(Dataset items)

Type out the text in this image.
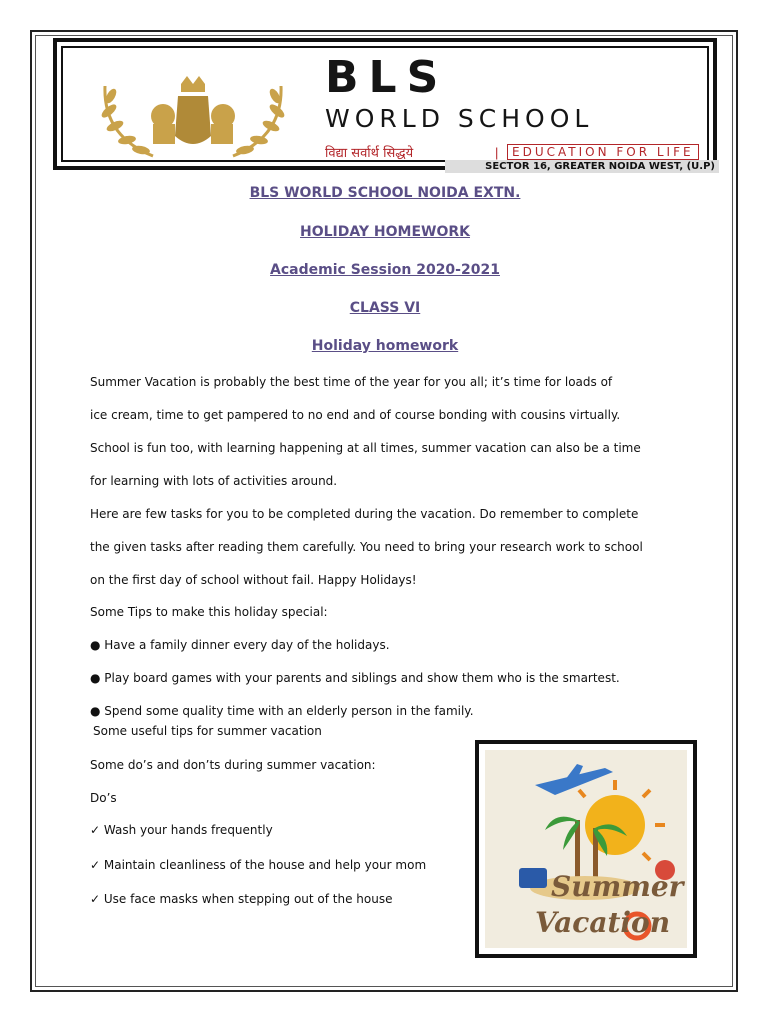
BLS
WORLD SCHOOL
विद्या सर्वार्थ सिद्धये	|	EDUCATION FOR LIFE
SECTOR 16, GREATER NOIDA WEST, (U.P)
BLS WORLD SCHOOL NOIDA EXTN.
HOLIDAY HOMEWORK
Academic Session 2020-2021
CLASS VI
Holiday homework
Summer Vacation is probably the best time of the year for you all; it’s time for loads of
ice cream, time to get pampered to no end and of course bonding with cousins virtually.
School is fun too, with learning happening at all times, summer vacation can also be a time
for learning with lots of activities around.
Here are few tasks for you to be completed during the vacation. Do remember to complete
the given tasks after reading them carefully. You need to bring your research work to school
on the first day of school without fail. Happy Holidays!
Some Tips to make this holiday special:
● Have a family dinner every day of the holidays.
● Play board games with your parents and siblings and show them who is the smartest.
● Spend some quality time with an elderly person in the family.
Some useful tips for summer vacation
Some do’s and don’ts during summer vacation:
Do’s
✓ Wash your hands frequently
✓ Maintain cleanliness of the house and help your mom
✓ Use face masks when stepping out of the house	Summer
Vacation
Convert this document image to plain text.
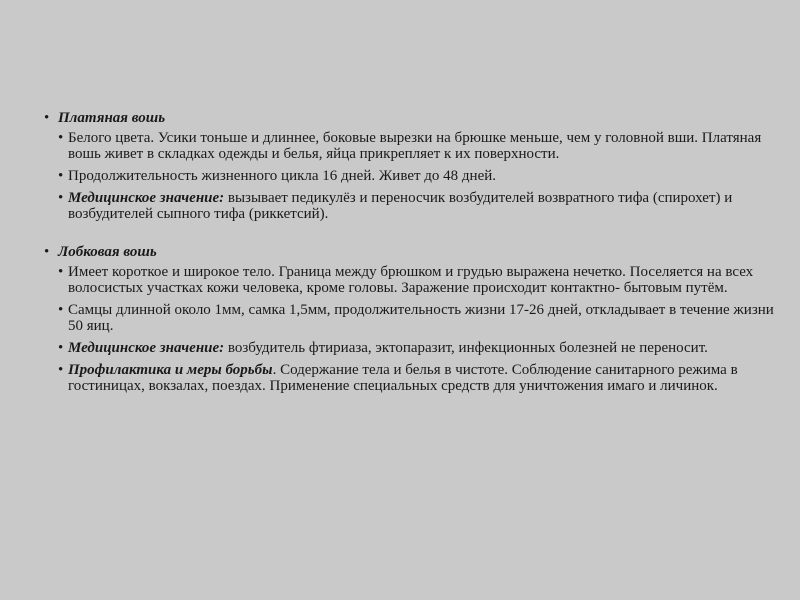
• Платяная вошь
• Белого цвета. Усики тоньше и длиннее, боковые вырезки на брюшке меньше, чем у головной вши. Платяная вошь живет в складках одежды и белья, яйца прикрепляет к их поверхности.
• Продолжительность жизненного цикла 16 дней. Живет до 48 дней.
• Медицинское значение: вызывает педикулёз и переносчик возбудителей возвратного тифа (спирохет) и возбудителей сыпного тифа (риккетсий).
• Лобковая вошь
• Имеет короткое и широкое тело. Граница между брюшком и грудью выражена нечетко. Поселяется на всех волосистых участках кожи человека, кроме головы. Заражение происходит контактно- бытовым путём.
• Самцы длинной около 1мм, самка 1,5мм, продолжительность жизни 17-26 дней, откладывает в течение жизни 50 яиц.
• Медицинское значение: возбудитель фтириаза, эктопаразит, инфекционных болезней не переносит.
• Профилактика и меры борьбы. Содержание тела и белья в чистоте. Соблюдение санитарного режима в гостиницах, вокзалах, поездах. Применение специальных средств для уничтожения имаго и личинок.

### TASK DETAILS
List all lines from the entries that include the word "дней".

### FULL RESPONSE
• Продолжительность жизненного цикла 16 дней. Живет до 48 дней.
• Самцы длинной около 1мм, самка 1,5мм, продолжительность жизни 17-26 дней, откладывает в течение жизни 50 яиц.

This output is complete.